— Begin —

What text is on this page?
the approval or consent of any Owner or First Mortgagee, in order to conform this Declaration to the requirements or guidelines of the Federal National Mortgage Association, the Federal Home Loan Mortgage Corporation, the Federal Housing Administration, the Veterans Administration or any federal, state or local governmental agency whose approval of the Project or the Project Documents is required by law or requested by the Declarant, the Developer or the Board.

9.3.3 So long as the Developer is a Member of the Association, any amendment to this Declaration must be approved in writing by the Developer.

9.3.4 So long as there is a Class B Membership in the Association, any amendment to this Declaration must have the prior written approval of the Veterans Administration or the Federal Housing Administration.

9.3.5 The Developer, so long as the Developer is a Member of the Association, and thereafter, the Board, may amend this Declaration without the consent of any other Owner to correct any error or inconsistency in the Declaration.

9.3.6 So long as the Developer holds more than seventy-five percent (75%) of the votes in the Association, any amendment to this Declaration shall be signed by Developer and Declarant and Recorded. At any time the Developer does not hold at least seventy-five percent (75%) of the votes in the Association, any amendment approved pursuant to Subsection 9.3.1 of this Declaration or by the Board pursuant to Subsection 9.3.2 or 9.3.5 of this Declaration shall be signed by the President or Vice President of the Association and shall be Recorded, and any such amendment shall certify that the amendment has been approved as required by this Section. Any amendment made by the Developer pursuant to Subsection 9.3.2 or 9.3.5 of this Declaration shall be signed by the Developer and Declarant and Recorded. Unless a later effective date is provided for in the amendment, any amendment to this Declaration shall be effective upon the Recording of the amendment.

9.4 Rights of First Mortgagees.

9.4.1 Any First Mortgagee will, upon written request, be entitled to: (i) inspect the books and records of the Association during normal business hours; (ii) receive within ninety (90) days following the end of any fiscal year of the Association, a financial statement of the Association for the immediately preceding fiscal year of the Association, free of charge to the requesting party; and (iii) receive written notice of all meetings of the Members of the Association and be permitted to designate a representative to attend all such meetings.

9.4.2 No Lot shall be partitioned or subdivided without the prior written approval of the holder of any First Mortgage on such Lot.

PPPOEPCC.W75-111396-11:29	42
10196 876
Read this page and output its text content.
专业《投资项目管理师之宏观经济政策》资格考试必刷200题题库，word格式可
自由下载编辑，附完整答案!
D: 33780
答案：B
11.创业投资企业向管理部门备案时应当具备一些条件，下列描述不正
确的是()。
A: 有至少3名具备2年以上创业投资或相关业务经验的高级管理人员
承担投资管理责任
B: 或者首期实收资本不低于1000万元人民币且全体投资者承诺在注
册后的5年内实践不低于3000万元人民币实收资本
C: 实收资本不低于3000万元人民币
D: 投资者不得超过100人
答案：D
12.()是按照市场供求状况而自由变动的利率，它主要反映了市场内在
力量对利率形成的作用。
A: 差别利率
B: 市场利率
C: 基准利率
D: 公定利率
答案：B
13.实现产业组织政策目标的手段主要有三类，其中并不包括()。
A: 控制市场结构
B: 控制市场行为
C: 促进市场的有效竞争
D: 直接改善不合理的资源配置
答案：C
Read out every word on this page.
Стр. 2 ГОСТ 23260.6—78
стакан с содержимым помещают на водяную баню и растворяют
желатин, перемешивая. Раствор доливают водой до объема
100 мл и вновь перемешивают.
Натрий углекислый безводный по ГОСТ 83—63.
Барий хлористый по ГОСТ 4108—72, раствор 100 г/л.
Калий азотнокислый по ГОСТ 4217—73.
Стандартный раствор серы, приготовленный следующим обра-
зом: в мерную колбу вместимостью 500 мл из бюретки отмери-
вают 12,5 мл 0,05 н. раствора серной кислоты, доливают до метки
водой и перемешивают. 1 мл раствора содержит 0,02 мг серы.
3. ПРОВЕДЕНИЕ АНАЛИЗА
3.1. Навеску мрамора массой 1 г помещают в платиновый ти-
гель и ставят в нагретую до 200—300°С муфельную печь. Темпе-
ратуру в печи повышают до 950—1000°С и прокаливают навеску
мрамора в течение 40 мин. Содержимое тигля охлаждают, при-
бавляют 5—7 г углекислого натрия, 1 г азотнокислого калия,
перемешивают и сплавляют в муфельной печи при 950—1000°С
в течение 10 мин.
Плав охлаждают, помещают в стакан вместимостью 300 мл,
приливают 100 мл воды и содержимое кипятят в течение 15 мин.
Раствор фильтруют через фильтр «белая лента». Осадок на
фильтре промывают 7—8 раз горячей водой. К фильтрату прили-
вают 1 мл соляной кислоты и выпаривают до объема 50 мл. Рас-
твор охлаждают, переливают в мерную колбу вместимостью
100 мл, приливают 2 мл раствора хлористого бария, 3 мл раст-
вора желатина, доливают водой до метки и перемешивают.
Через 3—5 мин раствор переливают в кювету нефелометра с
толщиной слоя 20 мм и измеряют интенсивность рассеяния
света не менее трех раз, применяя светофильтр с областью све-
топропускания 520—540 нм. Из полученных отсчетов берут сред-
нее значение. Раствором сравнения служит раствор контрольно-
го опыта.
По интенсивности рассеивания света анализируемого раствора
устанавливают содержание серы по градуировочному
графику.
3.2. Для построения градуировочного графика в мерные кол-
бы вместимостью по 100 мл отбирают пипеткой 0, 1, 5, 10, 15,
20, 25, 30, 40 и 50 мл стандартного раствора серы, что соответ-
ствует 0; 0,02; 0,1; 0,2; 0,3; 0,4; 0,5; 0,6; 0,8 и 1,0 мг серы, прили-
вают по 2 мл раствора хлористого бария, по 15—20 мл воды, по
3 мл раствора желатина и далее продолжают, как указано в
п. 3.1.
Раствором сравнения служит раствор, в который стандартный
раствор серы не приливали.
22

— End —

Retype the records above exactly.

WORKED ANSWER:
What text is on this page?
the approval or consent of any Owner or First Mortgagee, in order to conform this Declaration to the requirements or guidelines of the Federal National Mortgage Association, the Federal Home Loan Mortgage Corporation, the Federal Housing Administration, the Veterans Administration or any federal, state or local governmental agency whose approval of the Project or the Project Documents is required by law or requested by the Declarant, the Developer or the Board.

9.3.3 So long as the Developer is a Member of the Association, any amendment to this Declaration must be approved in writing by the Developer.

9.3.4 So long as there is a Class B Membership in the Association, any amendment to this Declaration must have the prior written approval of the Veterans Administration or the Federal Housing Administration.

9.3.5 The Developer, so long as the Developer is a Member of the Association, and thereafter, the Board, may amend this Declaration without the consent of any other Owner to correct any error or inconsistency in the Declaration.

9.3.6 So long as the Developer holds more than seventy-five percent (75%) of the votes in the Association, any amendment to this Declaration shall be signed by Developer and Declarant and Recorded. At any time the Developer does not hold at least seventy-five percent (75%) of the votes in the Association, any amendment approved pursuant to Subsection 9.3.1 of this Declaration or by the Board pursuant to Subsection 9.3.2 or 9.3.5 of this Declaration shall be signed by the President or Vice President of the Association and shall be Recorded, and any such amendment shall certify that the amendment has been approved as required by this Section. Any amendment made by the Developer pursuant to Subsection 9.3.2 or 9.3.5 of this Declaration shall be signed by the Developer and Declarant and Recorded. Unless a later effective date is provided for in the amendment, any amendment to this Declaration shall be effective upon the Recording of the amendment.

9.4 Rights of First Mortgagees.

9.4.1 Any First Mortgagee will, upon written request, be entitled to: (i) inspect the books and records of the Association during normal business hours; (ii) receive within ninety (90) days following the end of any fiscal year of the Association, a financial statement of the Association for the immediately preceding fiscal year of the Association, free of charge to the requesting party; and (iii) receive written notice of all meetings of the Members of the Association and be permitted to designate a representative to attend all such meetings.

9.4.2 No Lot shall be partitioned or subdivided without the prior written approval of the holder of any First Mortgage on such Lot.

PPPOEPCC.W75-111396-11:29	42
10196 876
Read this page and output its text content.
专业《投资项目管理师之宏观经济政策》资格考试必刷200题题库，word格式可
自由下载编辑，附完整答案!
D: 33780
答案：B
11.创业投资企业向管理部门备案时应当具备一些条件，下列描述不正
确的是()。
A: 有至少3名具备2年以上创业投资或相关业务经验的高级管理人员
承担投资管理责任
B: 或者首期实收资本不低于1000万元人民币且全体投资者承诺在注
册后的5年内实践不低于3000万元人民币实收资本
C: 实收资本不低于3000万元人民币
D: 投资者不得超过100人
答案：D
12.()是按照市场供求状况而自由变动的利率，它主要反映了市场内在
力量对利率形成的作用。
A: 差别利率
B: 市场利率
C: 基准利率
D: 公定利率
答案：B
13.实现产业组织政策目标的手段主要有三类，其中并不包括()。
A: 控制市场结构
B: 控制市场行为
C: 促进市场的有效竞争
D: 直接改善不合理的资源配置
答案：C
Read out every word on this page.
Стр. 2 ГОСТ 23260.6—78
стакан с содержимым помещают на водяную баню и растворяют
желатин, перемешивая. Раствор доливают водой до объема
100 мл и вновь перемешивают.
Натрий углекислый безводный по ГОСТ 83—63.
Барий хлористый по ГОСТ 4108—72, раствор 100 г/л.
Калий азотнокислый по ГОСТ 4217—73.
Стандартный раствор серы, приготовленный следующим обра-
зом: в мерную колбу вместимостью 500 мл из бюретки отмери-
вают 12,5 мл 0,05 н. раствора серной кислоты, доливают до метки
водой и перемешивают. 1 мл раствора содержит 0,02 мг серы.
3. ПРОВЕДЕНИЕ АНАЛИЗА
3.1. Навеску мрамора массой 1 г помещают в платиновый ти-
гель и ставят в нагретую до 200—300°С муфельную печь. Темпе-
ратуру в печи повышают до 950—1000°С и прокаливают навеску
мрамора в течение 40 мин. Содержимое тигля охлаждают, при-
бавляют 5—7 г углекислого натрия, 1 г азотнокислого калия,
перемешивают и сплавляют в муфельной печи при 950—1000°С
в течение 10 мин.
Плав охлаждают, помещают в стакан вместимостью 300 мл,
приливают 100 мл воды и содержимое кипятят в течение 15 мин.
Раствор фильтруют через фильтр «белая лента». Осадок на
фильтре промывают 7—8 раз горячей водой. К фильтрату прили-
вают 1 мл соляной кислоты и выпаривают до объема 50 мл. Рас-
твор охлаждают, переливают в мерную колбу вместимостью
100 мл, приливают 2 мл раствора хлористого бария, 3 мл раст-
вора желатина, доливают водой до метки и перемешивают.
Через 3—5 мин раствор переливают в кювету нефелометра с
толщиной слоя 20 мм и измеряют интенсивность рассеяния
света не менее трех раз, применяя светофильтр с областью све-
топропускания 520—540 нм. Из полученных отсчетов берут сред-
нее значение. Раствором сравнения служит раствор контрольно-
го опыта.
По интенсивности рассеивания света анализируемого раствора
устанавливают содержание серы по градуировочному
графику.
3.2. Для построения градуировочного графика в мерные кол-
бы вместимостью по 100 мл отбирают пипеткой 0, 1, 5, 10, 15,
20, 25, 30, 40 и 50 мл стандартного раствора серы, что соответ-
ствует 0; 0,02; 0,1; 0,2; 0,3; 0,4; 0,5; 0,6; 0,8 и 1,0 мг серы, прили-
вают по 2 мл раствора хлористого бария, по 15—20 мл воды, по
3 мл раствора желатина и далее продолжают, как указано в
п. 3.1.
Раствором сравнения служит раствор, в который стандартный
раствор серы не приливали.
22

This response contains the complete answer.